Source records:

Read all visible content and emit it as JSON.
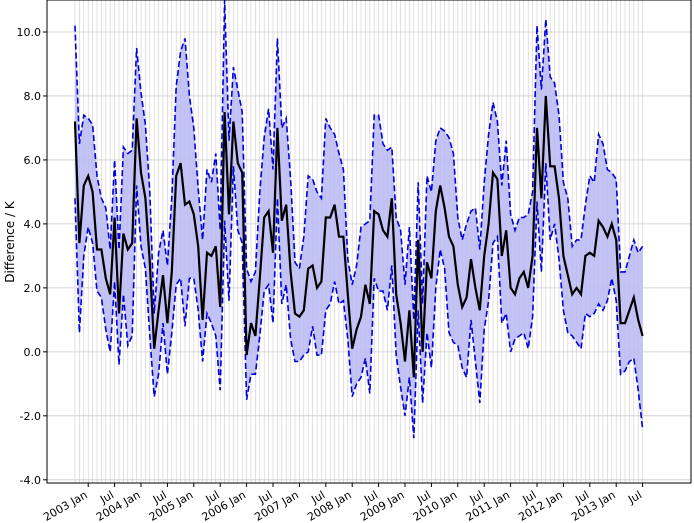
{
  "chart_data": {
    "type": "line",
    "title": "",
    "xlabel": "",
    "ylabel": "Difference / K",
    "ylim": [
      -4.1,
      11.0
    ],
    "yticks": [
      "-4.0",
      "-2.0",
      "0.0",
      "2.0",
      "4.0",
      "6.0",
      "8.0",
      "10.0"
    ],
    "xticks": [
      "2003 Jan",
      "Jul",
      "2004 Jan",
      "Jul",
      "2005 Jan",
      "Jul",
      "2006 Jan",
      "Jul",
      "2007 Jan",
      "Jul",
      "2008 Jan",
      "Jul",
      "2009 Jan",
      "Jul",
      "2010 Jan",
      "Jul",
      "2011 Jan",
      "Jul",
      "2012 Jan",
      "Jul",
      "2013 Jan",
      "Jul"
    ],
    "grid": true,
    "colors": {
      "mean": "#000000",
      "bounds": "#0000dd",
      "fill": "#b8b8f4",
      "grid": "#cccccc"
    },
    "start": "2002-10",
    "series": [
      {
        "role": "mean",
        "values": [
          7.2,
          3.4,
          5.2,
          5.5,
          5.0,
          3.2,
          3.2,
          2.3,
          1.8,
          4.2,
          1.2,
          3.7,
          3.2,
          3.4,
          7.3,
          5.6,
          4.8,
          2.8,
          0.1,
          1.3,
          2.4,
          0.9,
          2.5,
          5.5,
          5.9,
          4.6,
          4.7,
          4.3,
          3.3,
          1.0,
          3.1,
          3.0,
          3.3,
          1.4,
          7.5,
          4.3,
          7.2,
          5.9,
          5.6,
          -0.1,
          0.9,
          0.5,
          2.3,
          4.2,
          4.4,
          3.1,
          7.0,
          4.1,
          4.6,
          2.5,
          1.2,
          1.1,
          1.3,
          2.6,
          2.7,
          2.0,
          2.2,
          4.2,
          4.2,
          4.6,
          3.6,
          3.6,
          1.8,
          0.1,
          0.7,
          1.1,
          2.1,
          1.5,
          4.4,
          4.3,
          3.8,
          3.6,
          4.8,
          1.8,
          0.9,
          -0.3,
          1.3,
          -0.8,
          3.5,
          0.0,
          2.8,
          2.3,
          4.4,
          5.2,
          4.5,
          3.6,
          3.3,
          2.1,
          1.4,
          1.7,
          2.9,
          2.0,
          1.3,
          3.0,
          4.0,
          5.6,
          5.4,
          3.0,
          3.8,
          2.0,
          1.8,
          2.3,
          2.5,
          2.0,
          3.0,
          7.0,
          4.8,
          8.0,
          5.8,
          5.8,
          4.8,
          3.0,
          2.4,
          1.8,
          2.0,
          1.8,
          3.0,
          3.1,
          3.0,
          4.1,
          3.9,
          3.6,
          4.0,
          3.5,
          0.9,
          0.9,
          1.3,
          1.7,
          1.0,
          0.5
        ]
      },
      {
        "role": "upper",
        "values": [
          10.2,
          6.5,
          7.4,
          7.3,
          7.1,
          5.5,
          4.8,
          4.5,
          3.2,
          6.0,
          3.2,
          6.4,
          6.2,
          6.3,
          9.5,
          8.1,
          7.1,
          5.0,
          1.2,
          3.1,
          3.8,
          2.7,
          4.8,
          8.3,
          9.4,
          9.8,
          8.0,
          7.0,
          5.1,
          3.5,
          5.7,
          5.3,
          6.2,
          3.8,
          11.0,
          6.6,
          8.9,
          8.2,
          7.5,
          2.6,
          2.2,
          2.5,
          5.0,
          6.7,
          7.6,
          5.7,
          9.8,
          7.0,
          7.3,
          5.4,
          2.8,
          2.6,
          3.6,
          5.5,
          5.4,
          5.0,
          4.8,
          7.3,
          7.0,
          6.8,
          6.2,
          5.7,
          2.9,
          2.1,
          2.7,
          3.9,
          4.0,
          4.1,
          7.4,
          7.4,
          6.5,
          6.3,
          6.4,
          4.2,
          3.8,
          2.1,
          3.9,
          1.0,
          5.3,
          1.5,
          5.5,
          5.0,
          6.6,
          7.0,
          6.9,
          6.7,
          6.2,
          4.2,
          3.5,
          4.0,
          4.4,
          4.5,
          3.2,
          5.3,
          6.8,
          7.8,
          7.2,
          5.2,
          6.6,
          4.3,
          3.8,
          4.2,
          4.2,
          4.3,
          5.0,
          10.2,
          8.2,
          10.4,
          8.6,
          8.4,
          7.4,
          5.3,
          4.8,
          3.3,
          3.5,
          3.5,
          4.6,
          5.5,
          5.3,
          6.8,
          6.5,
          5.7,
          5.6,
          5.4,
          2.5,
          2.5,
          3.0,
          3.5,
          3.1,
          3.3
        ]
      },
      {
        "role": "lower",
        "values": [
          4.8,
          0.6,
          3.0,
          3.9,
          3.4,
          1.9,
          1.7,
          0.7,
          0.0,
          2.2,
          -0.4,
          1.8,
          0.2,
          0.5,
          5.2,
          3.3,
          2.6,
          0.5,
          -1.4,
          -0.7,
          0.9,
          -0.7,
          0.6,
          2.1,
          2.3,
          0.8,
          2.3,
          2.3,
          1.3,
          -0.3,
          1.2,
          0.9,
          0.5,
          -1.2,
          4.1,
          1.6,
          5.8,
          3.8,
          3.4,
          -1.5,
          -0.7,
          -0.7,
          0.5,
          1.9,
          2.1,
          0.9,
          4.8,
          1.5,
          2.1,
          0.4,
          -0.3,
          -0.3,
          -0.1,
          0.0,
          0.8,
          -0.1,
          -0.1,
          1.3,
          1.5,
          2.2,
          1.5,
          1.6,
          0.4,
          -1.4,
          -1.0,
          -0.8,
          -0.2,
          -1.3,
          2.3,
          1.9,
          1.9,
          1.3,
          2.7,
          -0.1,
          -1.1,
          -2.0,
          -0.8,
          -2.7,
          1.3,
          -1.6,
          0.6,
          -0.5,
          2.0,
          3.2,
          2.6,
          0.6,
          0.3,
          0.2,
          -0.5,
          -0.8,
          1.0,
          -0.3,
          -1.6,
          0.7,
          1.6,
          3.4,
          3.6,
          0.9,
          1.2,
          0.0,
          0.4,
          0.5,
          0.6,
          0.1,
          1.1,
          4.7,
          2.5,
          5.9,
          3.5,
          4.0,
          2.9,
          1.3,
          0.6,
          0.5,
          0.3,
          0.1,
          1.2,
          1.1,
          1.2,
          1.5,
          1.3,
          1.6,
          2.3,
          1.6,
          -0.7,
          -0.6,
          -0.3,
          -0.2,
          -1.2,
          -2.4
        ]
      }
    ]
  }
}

= The problem =
Print the complete listing exactly as it stands, without its pictures.

= Solution for this problem =
Read all visible content and emit it as JSON.
{
  "chart_data": {
    "type": "line",
    "title": "",
    "xlabel": "",
    "ylabel": "Difference / K",
    "ylim": [
      -4.1,
      11.0
    ],
    "yticks": [
      "-4.0",
      "-2.0",
      "0.0",
      "2.0",
      "4.0",
      "6.0",
      "8.0",
      "10.0"
    ],
    "xticks": [
      "2003 Jan",
      "Jul",
      "2004 Jan",
      "Jul",
      "2005 Jan",
      "Jul",
      "2006 Jan",
      "Jul",
      "2007 Jan",
      "Jul",
      "2008 Jan",
      "Jul",
      "2009 Jan",
      "Jul",
      "2010 Jan",
      "Jul",
      "2011 Jan",
      "Jul",
      "2012 Jan",
      "Jul",
      "2013 Jan",
      "Jul"
    ],
    "grid": true,
    "colors": {
      "mean": "#000000",
      "bounds": "#0000dd",
      "fill": "#b8b8f4",
      "grid": "#cccccc"
    },
    "start": "2002-10",
    "series": [
      {
        "role": "mean",
        "values": [
          7.2,
          3.4,
          5.2,
          5.5,
          5.0,
          3.2,
          3.2,
          2.3,
          1.8,
          4.2,
          1.2,
          3.7,
          3.2,
          3.4,
          7.3,
          5.6,
          4.8,
          2.8,
          0.1,
          1.3,
          2.4,
          0.9,
          2.5,
          5.5,
          5.9,
          4.6,
          4.7,
          4.3,
          3.3,
          1.0,
          3.1,
          3.0,
          3.3,
          1.4,
          7.5,
          4.3,
          7.2,
          5.9,
          5.6,
          -0.1,
          0.9,
          0.5,
          2.3,
          4.2,
          4.4,
          3.1,
          7.0,
          4.1,
          4.6,
          2.5,
          1.2,
          1.1,
          1.3,
          2.6,
          2.7,
          2.0,
          2.2,
          4.2,
          4.2,
          4.6,
          3.6,
          3.6,
          1.8,
          0.1,
          0.7,
          1.1,
          2.1,
          1.5,
          4.4,
          4.3,
          3.8,
          3.6,
          4.8,
          1.8,
          0.9,
          -0.3,
          1.3,
          -0.8,
          3.5,
          0.0,
          2.8,
          2.3,
          4.4,
          5.2,
          4.5,
          3.6,
          3.3,
          2.1,
          1.4,
          1.7,
          2.9,
          2.0,
          1.3,
          3.0,
          4.0,
          5.6,
          5.4,
          3.0,
          3.8,
          2.0,
          1.8,
          2.3,
          2.5,
          2.0,
          3.0,
          7.0,
          4.8,
          8.0,
          5.8,
          5.8,
          4.8,
          3.0,
          2.4,
          1.8,
          2.0,
          1.8,
          3.0,
          3.1,
          3.0,
          4.1,
          3.9,
          3.6,
          4.0,
          3.5,
          0.9,
          0.9,
          1.3,
          1.7,
          1.0,
          0.5
        ]
      },
      {
        "role": "upper",
        "values": [
          10.2,
          6.5,
          7.4,
          7.3,
          7.1,
          5.5,
          4.8,
          4.5,
          3.2,
          6.0,
          3.2,
          6.4,
          6.2,
          6.3,
          9.5,
          8.1,
          7.1,
          5.0,
          1.2,
          3.1,
          3.8,
          2.7,
          4.8,
          8.3,
          9.4,
          9.8,
          8.0,
          7.0,
          5.1,
          3.5,
          5.7,
          5.3,
          6.2,
          3.8,
          11.0,
          6.6,
          8.9,
          8.2,
          7.5,
          2.6,
          2.2,
          2.5,
          5.0,
          6.7,
          7.6,
          5.7,
          9.8,
          7.0,
          7.3,
          5.4,
          2.8,
          2.6,
          3.6,
          5.5,
          5.4,
          5.0,
          4.8,
          7.3,
          7.0,
          6.8,
          6.2,
          5.7,
          2.9,
          2.1,
          2.7,
          3.9,
          4.0,
          4.1,
          7.4,
          7.4,
          6.5,
          6.3,
          6.4,
          4.2,
          3.8,
          2.1,
          3.9,
          1.0,
          5.3,
          1.5,
          5.5,
          5.0,
          6.6,
          7.0,
          6.9,
          6.7,
          6.2,
          4.2,
          3.5,
          4.0,
          4.4,
          4.5,
          3.2,
          5.3,
          6.8,
          7.8,
          7.2,
          5.2,
          6.6,
          4.3,
          3.8,
          4.2,
          4.2,
          4.3,
          5.0,
          10.2,
          8.2,
          10.4,
          8.6,
          8.4,
          7.4,
          5.3,
          4.8,
          3.3,
          3.5,
          3.5,
          4.6,
          5.5,
          5.3,
          6.8,
          6.5,
          5.7,
          5.6,
          5.4,
          2.5,
          2.5,
          3.0,
          3.5,
          3.1,
          3.3
        ]
      },
      {
        "role": "lower",
        "values": [
          4.8,
          0.6,
          3.0,
          3.9,
          3.4,
          1.9,
          1.7,
          0.7,
          0.0,
          2.2,
          -0.4,
          1.8,
          0.2,
          0.5,
          5.2,
          3.3,
          2.6,
          0.5,
          -1.4,
          -0.7,
          0.9,
          -0.7,
          0.6,
          2.1,
          2.3,
          0.8,
          2.3,
          2.3,
          1.3,
          -0.3,
          1.2,
          0.9,
          0.5,
          -1.2,
          4.1,
          1.6,
          5.8,
          3.8,
          3.4,
          -1.5,
          -0.7,
          -0.7,
          0.5,
          1.9,
          2.1,
          0.9,
          4.8,
          1.5,
          2.1,
          0.4,
          -0.3,
          -0.3,
          -0.1,
          0.0,
          0.8,
          -0.1,
          -0.1,
          1.3,
          1.5,
          2.2,
          1.5,
          1.6,
          0.4,
          -1.4,
          -1.0,
          -0.8,
          -0.2,
          -1.3,
          2.3,
          1.9,
          1.9,
          1.3,
          2.7,
          -0.1,
          -1.1,
          -2.0,
          -0.8,
          -2.7,
          1.3,
          -1.6,
          0.6,
          -0.5,
          2.0,
          3.2,
          2.6,
          0.6,
          0.3,
          0.2,
          -0.5,
          -0.8,
          1.0,
          -0.3,
          -1.6,
          0.7,
          1.6,
          3.4,
          3.6,
          0.9,
          1.2,
          0.0,
          0.4,
          0.5,
          0.6,
          0.1,
          1.1,
          4.7,
          2.5,
          5.9,
          3.5,
          4.0,
          2.9,
          1.3,
          0.6,
          0.5,
          0.3,
          0.1,
          1.2,
          1.1,
          1.2,
          1.5,
          1.3,
          1.6,
          2.3,
          1.6,
          -0.7,
          -0.6,
          -0.3,
          -0.2,
          -1.2,
          -2.4
        ]
      }
    ]
  }
}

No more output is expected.